* **To be done**
Copy out every line of the data exactly.

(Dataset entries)
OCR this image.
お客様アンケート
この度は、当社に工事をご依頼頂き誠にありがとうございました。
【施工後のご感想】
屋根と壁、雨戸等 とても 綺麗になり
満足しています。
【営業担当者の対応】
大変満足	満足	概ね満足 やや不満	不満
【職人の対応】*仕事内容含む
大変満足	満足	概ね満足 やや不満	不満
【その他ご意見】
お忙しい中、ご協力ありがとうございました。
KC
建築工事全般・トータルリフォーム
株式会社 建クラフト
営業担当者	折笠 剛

* **Finished task**
OCR this image.
お客様アンケート
この度は、当社に工事をご依頼頂き誠にありがとうございました。
【施工後のご感想】
屋根と壁、雨戸等 とても 綺麗になり
満足しています。
【営業担当者の対応】
大変満足	満足	概ね満足 やや不満	不満
【職人の対応】*仕事内容含む
大変満足	満足	概ね満足 やや不満	不満
【その他ご意見】
お忙しい中、ご協力ありがとうございました。
KC
建築工事全般・トータルリフォーム
株式会社 建クラフト
営業担当者	折笠 剛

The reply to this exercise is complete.